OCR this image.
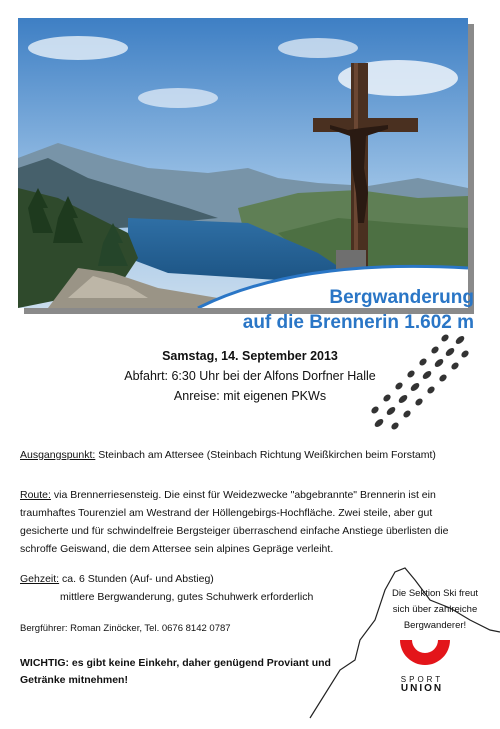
Bergwanderung
auf die Brennerin 1.602 m
Samstag, 14. September 2013
Abfahrt: 6:30 Uhr bei der Alfons Dorfner Halle
Anreise: mit eigenen PKWs
Ausgangspunkt: Steinbach am Attersee (Steinbach Richtung Weißkirchen beim Forstamt)
Route: via Brennerriesensteig. Die einst für Weidezwecke "abgebrannte" Brennerin ist ein traumhaftes Tourenziel am Westrand der Höllengebirgs-Hochfläche. Zwei steile, aber gut gesicherte und für schwindelfreie Bergsteiger überraschend einfache Anstiege überlisten die schroffe Geiswand, die dem Attersee sein alpines Gepräge verleiht.
Gehzeit: ca. 6 Stunden (Auf- und Abstieg)
mittlere Bergwanderung, gutes Schuhwerk erforderlich
Bergführer: Roman Zinöcker, Tel. 0676 8142 0787
WICHTIG: es gibt keine Einkehr, daher genügend Proviant und Getränke mitnehmen!
Die Sektion Ski freut sich über zahlreiche Bergwanderer!
SPORT
UNION
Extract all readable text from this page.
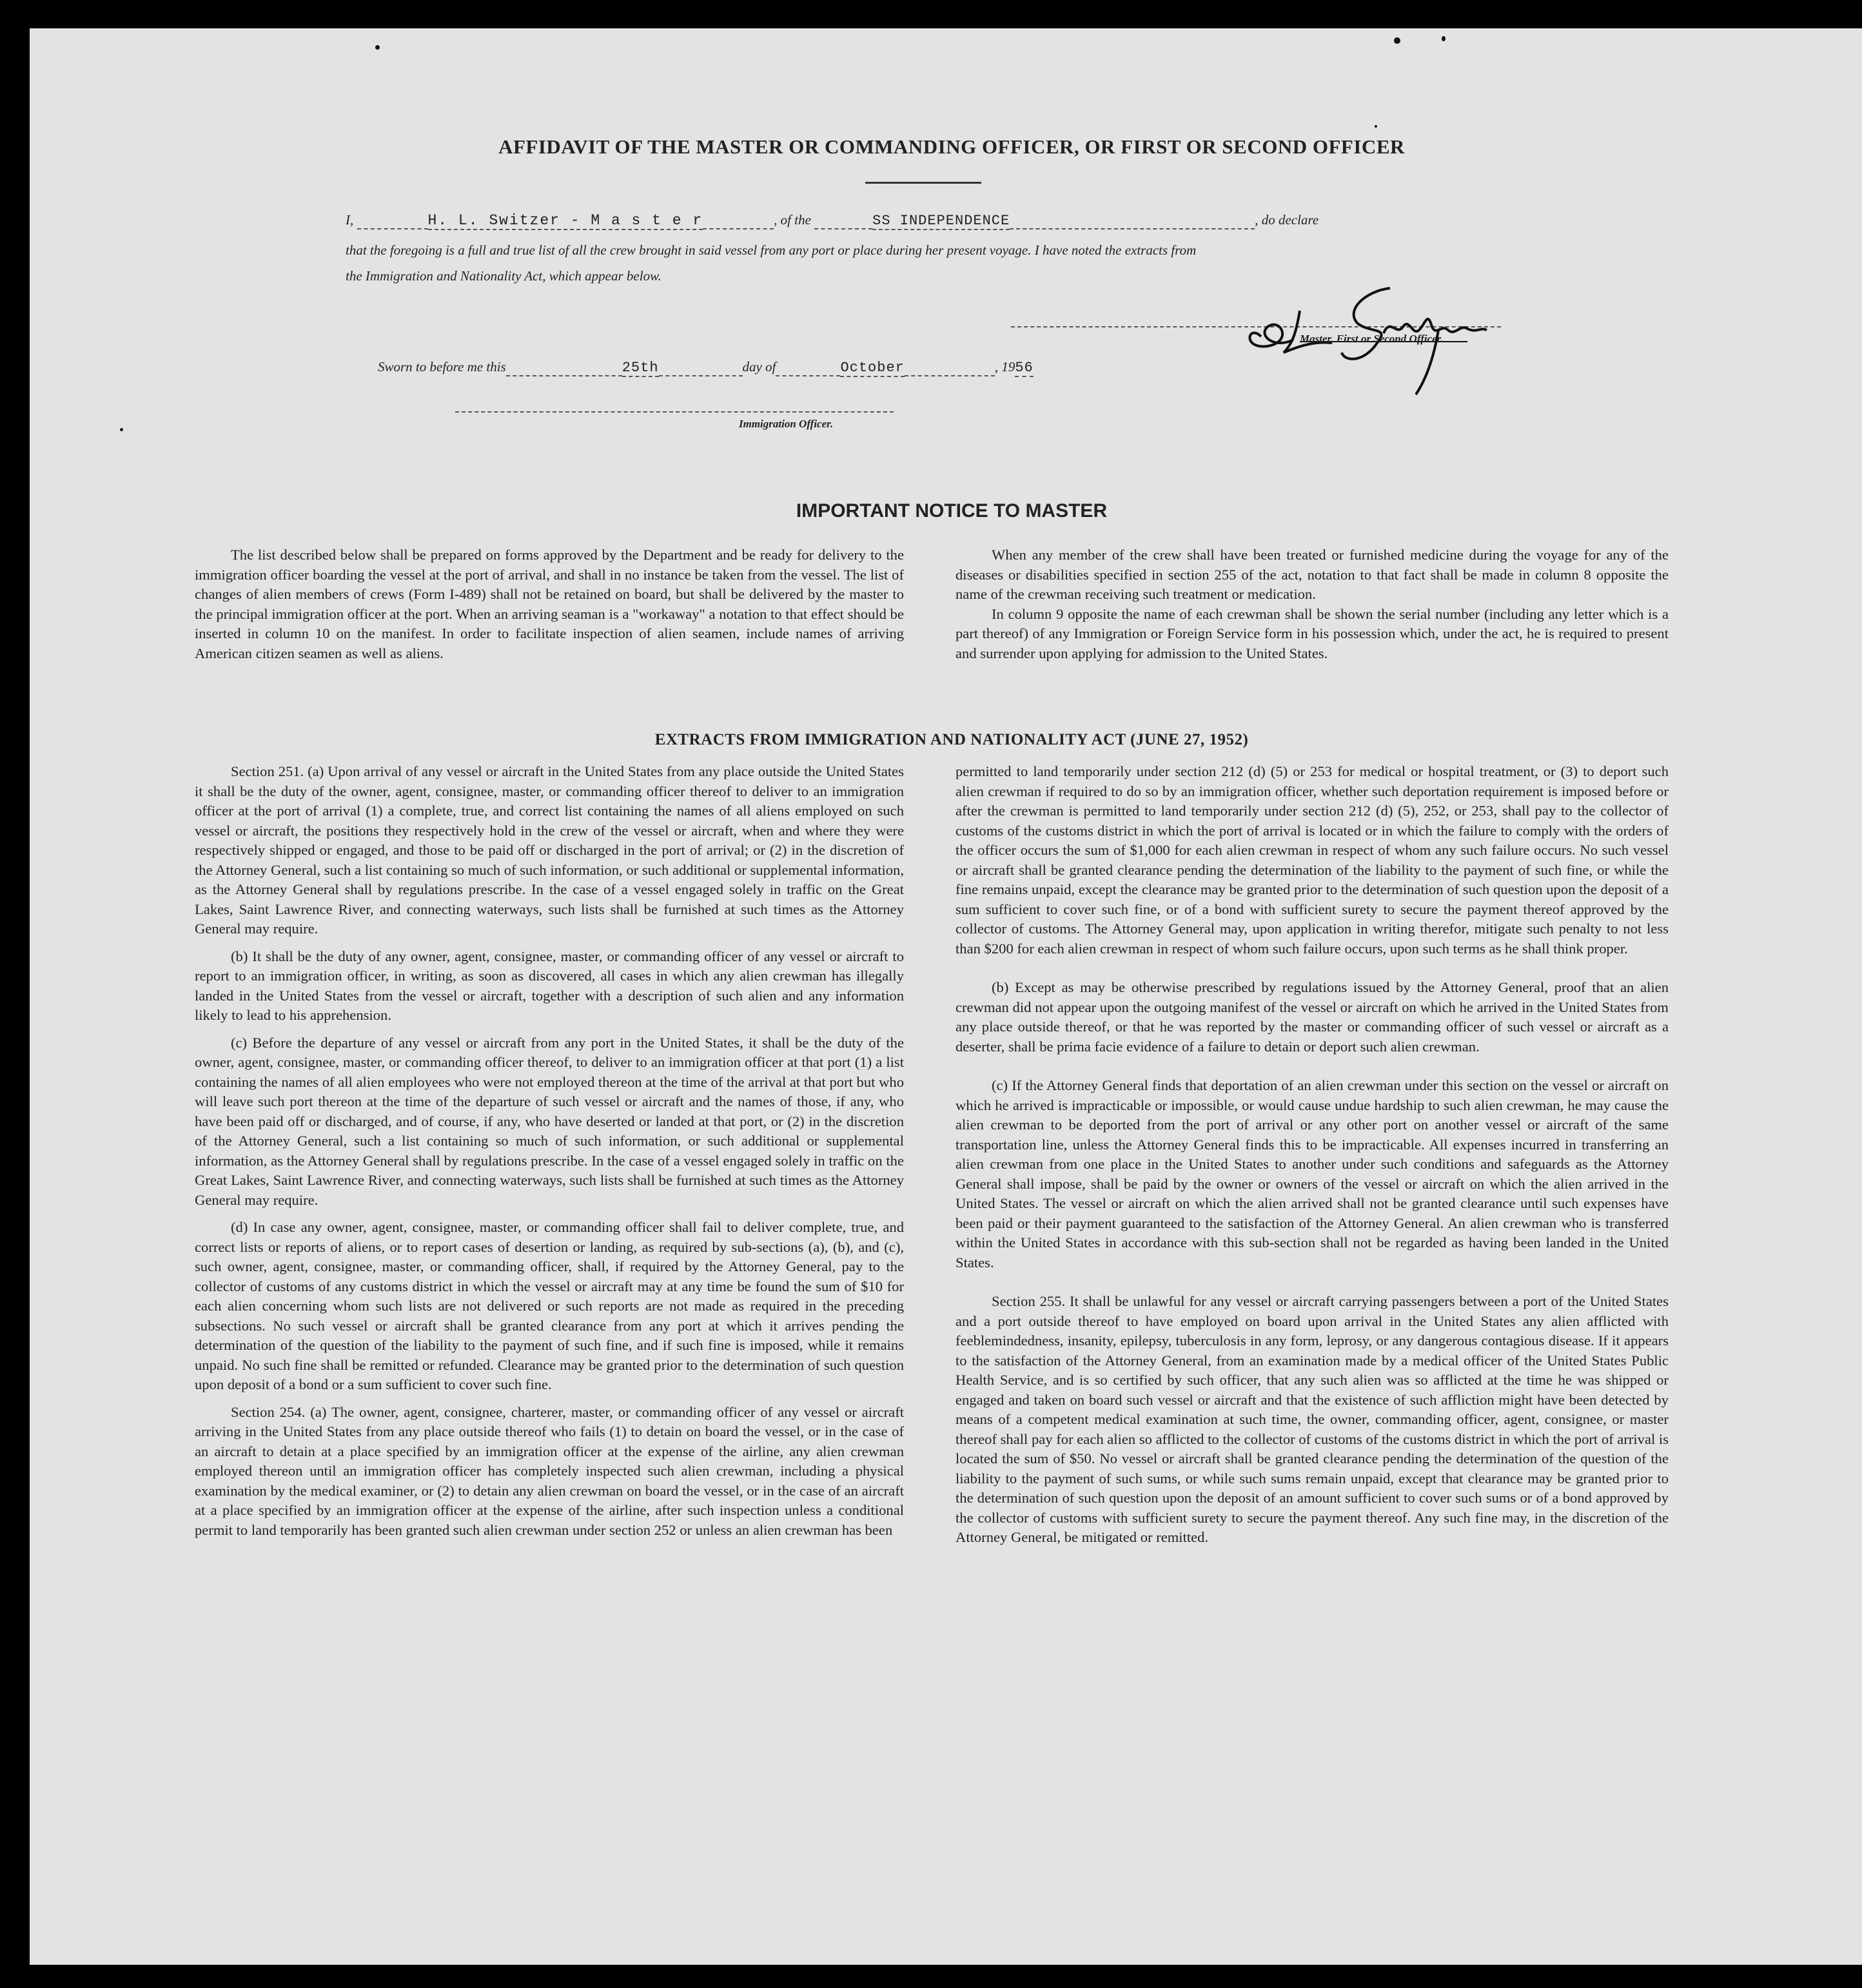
AFFIDAVIT OF THE MASTER OR COMMANDING OFFICER, OR FIRST OR SECOND OFFICER
I,	H. L. Switzer - M a s t e r	, of the	SS INDEPENDENCE	, do declare
that the foregoing is a full and true list of all the crew brought in said vessel from any port or place during her present voyage. I have noted the extracts from
the Immigration and Nationality Act, which appear below.
Master, First or Second Officer.
Sworn to before me this	25th	day of	October	, 1956
Immigration Officer.
IMPORTANT NOTICE TO MASTER

The list described below shall be prepared on forms approved by the Department and be ready for delivery to the immigration officer boarding the vessel at the port of arrival, and shall in no instance be taken from the vessel. The list of changes of alien members of crews (Form I-489) shall not be retained on board, but shall be delivered by the master to the principal immigration officer at the port. When an arriving seaman is a "workaway" a notation to that effect should be inserted in column 10 on the manifest. In order to facilitate inspection of alien seamen, include names of arriving American citizen seamen as well as aliens.

When any member of the crew shall have been treated or furnished medicine during the voyage for any of the diseases or disabilities specified in section 255 of the act, notation to that fact shall be made in column 8 opposite the name of the crewman receiving such treatment or medication.

In column 9 opposite the name of each crewman shall be shown the serial number (including any letter which is a part thereof) of any Immigration or Foreign Service form in his possession which, under the act, he is required to present and surrender upon applying for admission to the United States.

EXTRACTS FROM IMMIGRATION AND NATIONALITY ACT (JUNE 27, 1952)

Section 251. (a) Upon arrival of any vessel or aircraft in the United States from any place outside the United States it shall be the duty of the owner, agent, consignee, master, or commanding officer thereof to deliver to an immigration officer at the port of arrival (1) a complete, true, and correct list containing the names of all aliens employed on such vessel or aircraft, the positions they respectively hold in the crew of the vessel or aircraft, when and where they were respectively shipped or engaged, and those to be paid off or discharged in the port of arrival; or (2) in the discretion of the Attorney General, such a list containing so much of such information, or such additional or supplemental information, as the Attorney General shall by regulations prescribe. In the case of a vessel engaged solely in traffic on the Great Lakes, Saint Lawrence River, and connecting waterways, such lists shall be furnished at such times as the Attorney General may require.

(b) It shall be the duty of any owner, agent, consignee, master, or commanding officer of any vessel or aircraft to report to an immigration officer, in writing, as soon as discovered, all cases in which any alien crewman has illegally landed in the United States from the vessel or aircraft, together with a description of such alien and any information likely to lead to his apprehension.

(c) Before the departure of any vessel or aircraft from any port in the United States, it shall be the duty of the owner, agent, consignee, master, or commanding officer thereof, to deliver to an immigration officer at that port (1) a list containing the names of all alien employees who were not employed thereon at the time of the arrival at that port but who will leave such port thereon at the time of the departure of such vessel or aircraft and the names of those, if any, who have been paid off or discharged, and of course, if any, who have deserted or landed at that port, or (2) in the discretion of the Attorney General, such a list containing so much of such information, or such additional or supplemental information, as the Attorney General shall by regulations prescribe. In the case of a vessel engaged solely in traffic on the Great Lakes, Saint Lawrence River, and connecting waterways, such lists shall be furnished at such times as the Attorney General may require.

(d) In case any owner, agent, consignee, master, or commanding officer shall fail to deliver complete, true, and correct lists or reports of aliens, or to report cases of desertion or landing, as required by sub-sections (a), (b), and (c), such owner, agent, consignee, master, or commanding officer, shall, if required by the Attorney General, pay to the collector of customs of any customs district in which the vessel or aircraft may at any time be found the sum of $10 for each alien concerning whom such lists are not delivered or such reports are not made as required in the preceding subsections. No such vessel or aircraft shall be granted clearance from any port at which it arrives pending the determination of the question of the liability to the payment of such fine, and if such fine is imposed, while it remains unpaid. No such fine shall be remitted or refunded. Clearance may be granted prior to the determination of such question upon deposit of a bond or a sum sufficient to cover such fine.

Section 254. (a) The owner, agent, consignee, charterer, master, or commanding officer of any vessel or aircraft arriving in the United States from any place outside thereof who fails (1) to detain on board the vessel, or in the case of an aircraft to detain at a place specified by an immigration officer at the expense of the airline, any alien crewman employed thereon until an immigration officer has completely inspected such alien crewman, including a physical examination by the medical examiner, or (2) to detain any alien crewman on board the vessel, or in the case of an aircraft at a place specified by an immigration officer at the expense of the airline, after such inspection unless a conditional permit to land temporarily has been granted such alien crewman under section 252 or unless an alien crewman has been

permitted to land temporarily under section 212 (d) (5) or 253 for medical or hospital treatment, or (3) to deport such alien crewman if required to do so by an immigration officer, whether such deportation requirement is imposed before or after the crewman is permitted to land temporarily under section 212 (d) (5), 252, or 253, shall pay to the collector of customs of the customs district in which the port of arrival is located or in which the failure to comply with the orders of the officer occurs the sum of $1,000 for each alien crewman in respect of whom any such failure occurs. No such vessel or aircraft shall be granted clearance pending the determination of the liability to the payment of such fine, or while the fine remains unpaid, except the clearance may be granted prior to the determination of such question upon the deposit of a sum sufficient to cover such fine, or of a bond with sufficient surety to secure the payment thereof approved by the collector of customs. The Attorney General may, upon application in writing therefor, mitigate such penalty to not less than $200 for each alien crewman in respect of whom such failure occurs, upon such terms as he shall think proper.

(b) Except as may be otherwise prescribed by regulations issued by the Attorney General, proof that an alien crewman did not appear upon the outgoing manifest of the vessel or aircraft on which he arrived in the United States from any place outside thereof, or that he was reported by the master or commanding officer of such vessel or aircraft as a deserter, shall be prima facie evidence of a failure to detain or deport such alien crewman.

(c) If the Attorney General finds that deportation of an alien crewman under this section on the vessel or aircraft on which he arrived is impracticable or impossible, or would cause undue hardship to such alien crewman, he may cause the alien crewman to be deported from the port of arrival or any other port on another vessel or aircraft of the same transportation line, unless the Attorney General finds this to be impracticable. All expenses incurred in transferring an alien crewman from one place in the United States to another under such conditions and safeguards as the Attorney General shall impose, shall be paid by the owner or owners of the vessel or aircraft on which the alien arrived in the United States. The vessel or aircraft on which the alien arrived shall not be granted clearance until such expenses have been paid or their payment guaranteed to the satisfaction of the Attorney General. An alien crewman who is transferred within the United States in accordance with this sub-section shall not be regarded as having been landed in the United States.

Section 255. It shall be unlawful for any vessel or aircraft carrying passengers between a port of the United States and a port outside thereof to have employed on board upon arrival in the United States any alien afflicted with feeblemindedness, insanity, epilepsy, tuberculosis in any form, leprosy, or any dangerous contagious disease. If it appears to the satisfaction of the Attorney General, from an examination made by a medical officer of the United States Public Health Service, and is so certified by such officer, that any such alien was so afflicted at the time he was shipped or engaged and taken on board such vessel or aircraft and that the existence of such affliction might have been detected by means of a competent medical examination at such time, the owner, commanding officer, agent, consignee, or master thereof shall pay for each alien so afflicted to the collector of customs of the customs district in which the port of arrival is located the sum of $50. No vessel or aircraft shall be granted clearance pending the determination of the question of the liability to the payment of such sums, or while such sums remain unpaid, except that clearance may be granted prior to the determination of such question upon the deposit of an amount sufficient to cover such sums or of a bond approved by the collector of customs with sufficient surety to secure the payment thereof. Any such fine may, in the discretion of the Attorney General, be mitigated or remitted.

▶ Written instruction: Report how many lines contain "Bergwanderung". Give nothing but the number.

▶ Exercise result: 2